*Directions for this task:* Extract the complete data exactly as given.

(Dataset rows)
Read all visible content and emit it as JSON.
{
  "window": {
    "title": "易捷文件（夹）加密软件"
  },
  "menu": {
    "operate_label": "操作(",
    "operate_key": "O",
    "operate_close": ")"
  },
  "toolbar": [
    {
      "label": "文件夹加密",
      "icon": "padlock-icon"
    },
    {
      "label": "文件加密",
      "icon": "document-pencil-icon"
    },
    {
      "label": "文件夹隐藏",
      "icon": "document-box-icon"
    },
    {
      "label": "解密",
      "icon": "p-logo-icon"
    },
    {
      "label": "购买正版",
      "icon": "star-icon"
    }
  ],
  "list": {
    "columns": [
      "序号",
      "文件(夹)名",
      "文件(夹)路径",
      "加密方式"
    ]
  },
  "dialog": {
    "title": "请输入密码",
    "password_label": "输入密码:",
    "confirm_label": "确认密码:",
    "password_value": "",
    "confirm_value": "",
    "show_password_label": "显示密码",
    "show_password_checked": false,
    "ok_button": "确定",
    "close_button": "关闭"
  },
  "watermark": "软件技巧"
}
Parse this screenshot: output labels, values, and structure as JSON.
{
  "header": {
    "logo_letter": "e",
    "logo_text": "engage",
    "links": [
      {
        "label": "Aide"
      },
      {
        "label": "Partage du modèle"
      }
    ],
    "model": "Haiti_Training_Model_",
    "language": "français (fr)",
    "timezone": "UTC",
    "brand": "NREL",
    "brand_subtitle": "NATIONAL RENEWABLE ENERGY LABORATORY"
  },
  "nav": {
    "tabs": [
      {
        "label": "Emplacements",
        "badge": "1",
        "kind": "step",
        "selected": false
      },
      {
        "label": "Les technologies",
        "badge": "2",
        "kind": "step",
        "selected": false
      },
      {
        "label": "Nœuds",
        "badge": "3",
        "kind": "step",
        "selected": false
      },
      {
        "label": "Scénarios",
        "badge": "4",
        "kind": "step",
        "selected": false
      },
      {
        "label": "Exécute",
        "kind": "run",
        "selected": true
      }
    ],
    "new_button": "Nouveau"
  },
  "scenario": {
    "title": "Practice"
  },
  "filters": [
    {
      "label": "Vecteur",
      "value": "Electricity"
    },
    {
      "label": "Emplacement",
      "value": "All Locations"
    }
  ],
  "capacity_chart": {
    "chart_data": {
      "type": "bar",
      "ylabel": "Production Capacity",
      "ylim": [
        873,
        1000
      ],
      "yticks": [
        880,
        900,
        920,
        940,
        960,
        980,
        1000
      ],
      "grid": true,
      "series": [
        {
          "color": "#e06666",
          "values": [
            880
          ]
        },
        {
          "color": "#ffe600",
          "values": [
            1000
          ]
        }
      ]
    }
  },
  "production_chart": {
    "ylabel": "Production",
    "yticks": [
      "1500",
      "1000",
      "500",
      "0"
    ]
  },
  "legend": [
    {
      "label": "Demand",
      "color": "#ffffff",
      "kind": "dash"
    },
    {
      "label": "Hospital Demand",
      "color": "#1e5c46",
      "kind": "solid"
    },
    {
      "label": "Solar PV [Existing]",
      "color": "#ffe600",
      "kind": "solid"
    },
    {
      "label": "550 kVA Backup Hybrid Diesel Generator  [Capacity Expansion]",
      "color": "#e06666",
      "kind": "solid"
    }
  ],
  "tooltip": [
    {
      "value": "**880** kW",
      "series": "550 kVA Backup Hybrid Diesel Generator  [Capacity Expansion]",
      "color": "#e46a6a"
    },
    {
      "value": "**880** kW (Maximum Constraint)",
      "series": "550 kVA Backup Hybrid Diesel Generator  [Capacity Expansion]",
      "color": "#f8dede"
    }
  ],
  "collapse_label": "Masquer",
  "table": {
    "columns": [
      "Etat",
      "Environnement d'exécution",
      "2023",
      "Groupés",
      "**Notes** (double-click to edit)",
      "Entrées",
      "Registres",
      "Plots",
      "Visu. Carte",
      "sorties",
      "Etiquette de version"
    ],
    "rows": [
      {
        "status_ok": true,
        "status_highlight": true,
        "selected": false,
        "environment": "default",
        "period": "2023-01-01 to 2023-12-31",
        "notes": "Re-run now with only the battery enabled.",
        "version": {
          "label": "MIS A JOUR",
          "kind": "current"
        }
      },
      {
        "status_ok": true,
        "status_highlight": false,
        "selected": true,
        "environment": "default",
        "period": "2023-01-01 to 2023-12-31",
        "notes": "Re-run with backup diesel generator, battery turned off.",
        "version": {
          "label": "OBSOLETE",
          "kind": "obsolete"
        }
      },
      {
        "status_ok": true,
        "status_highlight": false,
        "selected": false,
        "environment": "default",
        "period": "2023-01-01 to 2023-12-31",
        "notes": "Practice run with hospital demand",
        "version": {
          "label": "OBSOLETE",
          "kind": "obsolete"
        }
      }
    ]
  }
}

*Exercise solution:*
Read all visible content and emit it as JSON.
{
  "window": {
    "title": "易捷文件（夹）加密软件"
  },
  "menu": {
    "operate_label": "操作(",
    "operate_key": "O",
    "operate_close": ")"
  },
  "toolbar": [
    {
      "label": "文件夹加密",
      "icon": "padlock-icon"
    },
    {
      "label": "文件加密",
      "icon": "document-pencil-icon"
    },
    {
      "label": "文件夹隐藏",
      "icon": "document-box-icon"
    },
    {
      "label": "解密",
      "icon": "p-logo-icon"
    },
    {
      "label": "购买正版",
      "icon": "star-icon"
    }
  ],
  "list": {
    "columns": [
      "序号",
      "文件(夹)名",
      "文件(夹)路径",
      "加密方式"
    ]
  },
  "dialog": {
    "title": "请输入密码",
    "password_label": "输入密码:",
    "confirm_label": "确认密码:",
    "password_value": "",
    "confirm_value": "",
    "show_password_label": "显示密码",
    "show_password_checked": false,
    "ok_button": "确定",
    "close_button": "关闭"
  },
  "watermark": "软件技巧"
}
Parse this screenshot: output labels, values, and structure as JSON.
{
  "header": {
    "logo_letter": "e",
    "logo_text": "engage",
    "links": [
      {
        "label": "Aide"
      },
      {
        "label": "Partage du modèle"
      }
    ],
    "model": "Haiti_Training_Model_",
    "language": "français (fr)",
    "timezone": "UTC",
    "brand": "NREL",
    "brand_subtitle": "NATIONAL RENEWABLE ENERGY LABORATORY"
  },
  "nav": {
    "tabs": [
      {
        "label": "Emplacements",
        "badge": "1",
        "kind": "step",
        "selected": false
      },
      {
        "label": "Les technologies",
        "badge": "2",
        "kind": "step",
        "selected": false
      },
      {
        "label": "Nœuds",
        "badge": "3",
        "kind": "step",
        "selected": false
      },
      {
        "label": "Scénarios",
        "badge": "4",
        "kind": "step",
        "selected": false
      },
      {
        "label": "Exécute",
        "kind": "run",
        "selected": true
      }
    ],
    "new_button": "Nouveau"
  },
  "scenario": {
    "title": "Practice"
  },
  "filters": [
    {
      "label": "Vecteur",
      "value": "Electricity"
    },
    {
      "label": "Emplacement",
      "value": "All Locations"
    }
  ],
  "capacity_chart": {
    "chart_data": {
      "type": "bar",
      "ylabel": "Production Capacity",
      "ylim": [
        873,
        1000
      ],
      "yticks": [
        880,
        900,
        920,
        940,
        960,
        980,
        1000
      ],
      "grid": true,
      "series": [
        {
          "color": "#e06666",
          "values": [
            880
          ]
        },
        {
          "color": "#ffe600",
          "values": [
            1000
          ]
        }
      ]
    }
  },
  "production_chart": {
    "ylabel": "Production",
    "yticks": [
      "1500",
      "1000",
      "500",
      "0"
    ]
  },
  "legend": [
    {
      "label": "Demand",
      "color": "#ffffff",
      "kind": "dash"
    },
    {
      "label": "Hospital Demand",
      "color": "#1e5c46",
      "kind": "solid"
    },
    {
      "label": "Solar PV [Existing]",
      "color": "#ffe600",
      "kind": "solid"
    },
    {
      "label": "550 kVA Backup Hybrid Diesel Generator  [Capacity Expansion]",
      "color": "#e06666",
      "kind": "solid"
    }
  ],
  "tooltip": [
    {
      "value": "**880** kW",
      "series": "550 kVA Backup Hybrid Diesel Generator  [Capacity Expansion]",
      "color": "#e46a6a"
    },
    {
      "value": "**880** kW (Maximum Constraint)",
      "series": "550 kVA Backup Hybrid Diesel Generator  [Capacity Expansion]",
      "color": "#f8dede"
    }
  ],
  "collapse_label": "Masquer",
  "table": {
    "columns": [
      "Etat",
      "Environnement d'exécution",
      "2023",
      "Groupés",
      "**Notes** (double-click to edit)",
      "Entrées",
      "Registres",
      "Plots",
      "Visu. Carte",
      "sorties",
      "Etiquette de version"
    ],
    "rows": [
      {
        "status_ok": true,
        "status_highlight": true,
        "selected": false,
        "environment": "default",
        "period": "2023-01-01 to 2023-12-31",
        "notes": "Re-run now with only the battery enabled.",
        "version": {
          "label": "MIS A JOUR",
          "kind": "current"
        }
      },
      {
        "status_ok": true,
        "status_highlight": false,
        "selected": true,
        "environment": "default",
        "period": "2023-01-01 to 2023-12-31",
        "notes": "Re-run with backup diesel generator, battery turned off.",
        "version": {
          "label": "OBSOLETE",
          "kind": "obsolete"
        }
      },
      {
        "status_ok": true,
        "status_highlight": false,
        "selected": false,
        "environment": "default",
        "period": "2023-01-01 to 2023-12-31",
        "notes": "Practice run with hospital demand",
        "version": {
          "label": "OBSOLETE",
          "kind": "obsolete"
        }
      }
    ]
  }
}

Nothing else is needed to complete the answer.